Copy each line containing the word "title" from the records that follow, please.

>> START

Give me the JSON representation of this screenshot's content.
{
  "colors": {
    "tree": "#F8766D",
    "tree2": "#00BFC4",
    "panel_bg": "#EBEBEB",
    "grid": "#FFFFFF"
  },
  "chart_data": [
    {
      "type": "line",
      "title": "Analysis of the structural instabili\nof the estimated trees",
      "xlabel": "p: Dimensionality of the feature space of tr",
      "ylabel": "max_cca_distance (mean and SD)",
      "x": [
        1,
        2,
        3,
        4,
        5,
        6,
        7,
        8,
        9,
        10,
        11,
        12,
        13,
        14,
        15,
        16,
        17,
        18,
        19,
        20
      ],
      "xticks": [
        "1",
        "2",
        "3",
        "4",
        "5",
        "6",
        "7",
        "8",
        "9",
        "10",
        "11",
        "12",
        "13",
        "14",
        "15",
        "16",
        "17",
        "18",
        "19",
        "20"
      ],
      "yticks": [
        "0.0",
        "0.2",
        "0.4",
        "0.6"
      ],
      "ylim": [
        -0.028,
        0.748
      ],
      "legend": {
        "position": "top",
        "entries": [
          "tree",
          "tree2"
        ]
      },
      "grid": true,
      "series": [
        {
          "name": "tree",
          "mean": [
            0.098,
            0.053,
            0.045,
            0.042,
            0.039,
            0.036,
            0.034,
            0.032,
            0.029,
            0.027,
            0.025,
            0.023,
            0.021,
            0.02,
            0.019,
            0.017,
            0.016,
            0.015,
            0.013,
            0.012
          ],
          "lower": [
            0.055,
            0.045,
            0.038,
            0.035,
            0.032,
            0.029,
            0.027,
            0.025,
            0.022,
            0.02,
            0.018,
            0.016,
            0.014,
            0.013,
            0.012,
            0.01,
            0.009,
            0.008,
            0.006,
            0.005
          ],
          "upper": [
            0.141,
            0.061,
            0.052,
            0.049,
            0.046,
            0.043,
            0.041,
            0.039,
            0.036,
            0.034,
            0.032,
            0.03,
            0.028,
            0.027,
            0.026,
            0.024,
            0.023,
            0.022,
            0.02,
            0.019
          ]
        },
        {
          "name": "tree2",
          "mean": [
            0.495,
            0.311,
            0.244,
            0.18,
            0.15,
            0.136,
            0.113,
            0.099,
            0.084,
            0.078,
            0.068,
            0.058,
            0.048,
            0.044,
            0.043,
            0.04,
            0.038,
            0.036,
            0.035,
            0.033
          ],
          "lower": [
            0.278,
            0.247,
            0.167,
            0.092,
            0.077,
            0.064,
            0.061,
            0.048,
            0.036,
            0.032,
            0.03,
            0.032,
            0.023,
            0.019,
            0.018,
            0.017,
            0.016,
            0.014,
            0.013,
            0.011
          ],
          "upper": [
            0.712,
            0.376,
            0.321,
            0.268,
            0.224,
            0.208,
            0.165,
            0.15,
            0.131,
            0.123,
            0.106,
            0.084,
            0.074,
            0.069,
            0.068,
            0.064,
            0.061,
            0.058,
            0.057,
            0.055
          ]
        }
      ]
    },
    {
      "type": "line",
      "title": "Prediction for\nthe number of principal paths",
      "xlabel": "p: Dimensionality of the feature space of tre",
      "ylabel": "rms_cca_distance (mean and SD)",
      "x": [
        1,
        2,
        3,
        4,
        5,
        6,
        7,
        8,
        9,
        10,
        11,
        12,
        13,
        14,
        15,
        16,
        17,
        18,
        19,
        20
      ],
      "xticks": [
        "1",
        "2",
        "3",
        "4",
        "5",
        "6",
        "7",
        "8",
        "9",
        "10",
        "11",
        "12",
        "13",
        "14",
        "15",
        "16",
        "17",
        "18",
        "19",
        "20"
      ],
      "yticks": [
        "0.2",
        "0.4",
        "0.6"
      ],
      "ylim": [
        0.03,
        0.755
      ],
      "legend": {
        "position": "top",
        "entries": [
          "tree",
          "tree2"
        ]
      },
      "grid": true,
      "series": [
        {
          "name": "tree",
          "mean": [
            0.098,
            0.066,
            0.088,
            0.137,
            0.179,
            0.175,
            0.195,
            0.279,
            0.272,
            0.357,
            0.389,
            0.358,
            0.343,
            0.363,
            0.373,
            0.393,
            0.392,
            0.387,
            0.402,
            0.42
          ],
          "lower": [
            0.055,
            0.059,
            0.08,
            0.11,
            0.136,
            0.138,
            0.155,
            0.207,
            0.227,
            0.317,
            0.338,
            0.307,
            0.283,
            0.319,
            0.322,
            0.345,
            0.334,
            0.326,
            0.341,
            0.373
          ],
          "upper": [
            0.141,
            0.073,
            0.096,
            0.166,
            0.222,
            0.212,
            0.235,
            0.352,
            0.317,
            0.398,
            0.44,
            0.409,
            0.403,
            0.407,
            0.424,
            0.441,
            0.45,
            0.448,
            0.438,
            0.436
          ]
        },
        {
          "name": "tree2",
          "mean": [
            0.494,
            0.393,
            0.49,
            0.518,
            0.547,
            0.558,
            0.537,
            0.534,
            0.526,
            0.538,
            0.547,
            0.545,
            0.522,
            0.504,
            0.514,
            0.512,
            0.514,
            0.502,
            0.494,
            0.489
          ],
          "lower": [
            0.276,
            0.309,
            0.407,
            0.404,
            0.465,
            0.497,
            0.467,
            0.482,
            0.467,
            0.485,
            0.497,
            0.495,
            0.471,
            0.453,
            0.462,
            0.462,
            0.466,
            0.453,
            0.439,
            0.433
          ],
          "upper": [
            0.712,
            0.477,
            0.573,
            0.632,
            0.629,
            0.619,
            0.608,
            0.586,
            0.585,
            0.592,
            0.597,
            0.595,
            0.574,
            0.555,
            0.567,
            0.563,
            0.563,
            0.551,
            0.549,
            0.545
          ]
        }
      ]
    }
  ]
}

>> END

#### RIGHT ANSWER:
      "title": "Analysis of the structural instabili\nof the estimated trees",
      "title": "Prediction for\nthe number of principal paths",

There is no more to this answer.